[Saved entries]

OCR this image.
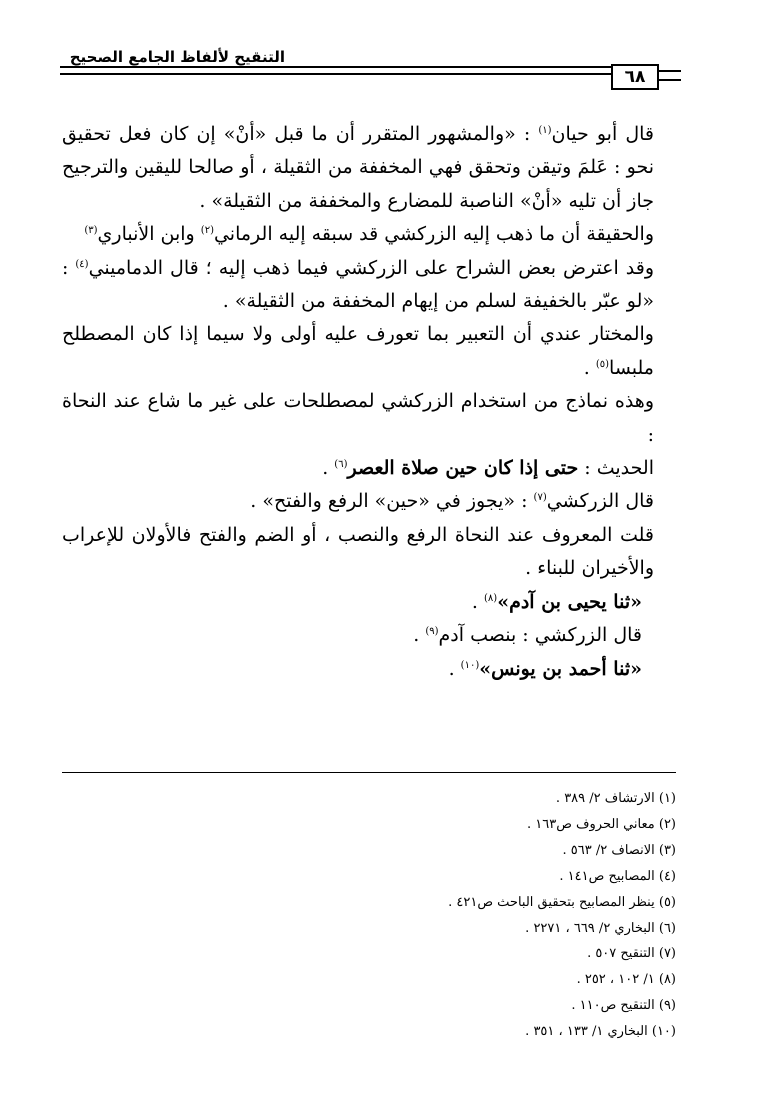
التنقيح لألفاظ الجامع الصحيح
٦٨

قال أبو حيان$^{(١)}$ : «والمشهور المتقرر أن ما قبل «أنْ» إن كان فعل تحقيق نحو : عَلمَ وتيقن وتحقق فهي المخففة من الثقيلة ، أو صالحا لليقين والترجيح جاز أن تليه «أنْ» الناصبة للمضارع والمخففة من الثقيلة» .

والحقيقة أن ما ذهب إليه الزركشي قد سبقه إليه الرماني$^{(٢)}$ وابن الأنباري$^{(٣)}$

وقد اعترض بعض الشراح على الزركشي فيما ذهب إليه ؛ قال الدماميني$^{(٤)}$ : «لو عبّر بالخفيفة لسلم من إيهام المخففة من الثقيلة» .

والمختار عندي أن التعبير بما تعورف عليه أولى ولا سيما إذا كان المصطلح ملبسا$^{(٥)}$ .

وهذه نماذج من استخدام الزركشي لمصطلحات على غير ما شاع عند النحاة :

الحديث : حتى إذا كان حين صلاة العصر$^{(٦)}$ .

قال الزركشي$^{(٧)}$ : «يجوز في «حين» الرفع والفتح» .

قلت المعروف عند النحاة الرفع والنصب ، أو الضم والفتح فالأولان للإعراب والأخيران للبناء .

«ثنا يحيى بن آدم»$^{(٨)}$ .

قال الزركشي : بنصب آدم$^{(٩)}$ .

«ثنا أحمد بن يونس»$^{(١٠)}$ .

(١) الارتشاف ٢/ ٣٨٩ .
(٢) معاني الحروف ص١٦٣ .
(٣) الانصاف ٢/ ٥٦٣ .
(٤) المصابيح ص١٤١ .
(٥) ينظر المصابيح بتحقيق الباحث ص٤٢١ .
(٦) البخاري ٢/ ٦٦٩ ، ٢٢٧١ .
(٧) التنقيح ٥٠٧ .
(٨) ١/ ١٠٢ ، ٢٥٢ .
(٩) التنقيح ص١١٠ .
(١٠) البخاري ١/ ١٣٣ ، ٣٥١ .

## Set problem
Gather each line that holds "المخففة".

## Answer for this exercise
قال أبو حيان$^{(١)}$ : «والمشهور المتقرر أن ما قبل «أنْ» إن كان فعل تحقيق نحو : عَلمَ وتيقن وتحقق فهي المخففة من الثقيلة ، أو صالحا لليقين والترجيح جاز أن تليه «أنْ» الناصبة للمضارع والمخففة من الثقيلة» .
وقد اعترض بعض الشراح على الزركشي فيما ذهب إليه ؛ قال الدماميني$^{(٤)}$ : «لو عبّر بالخفيفة لسلم من إيهام المخففة من الثقيلة» .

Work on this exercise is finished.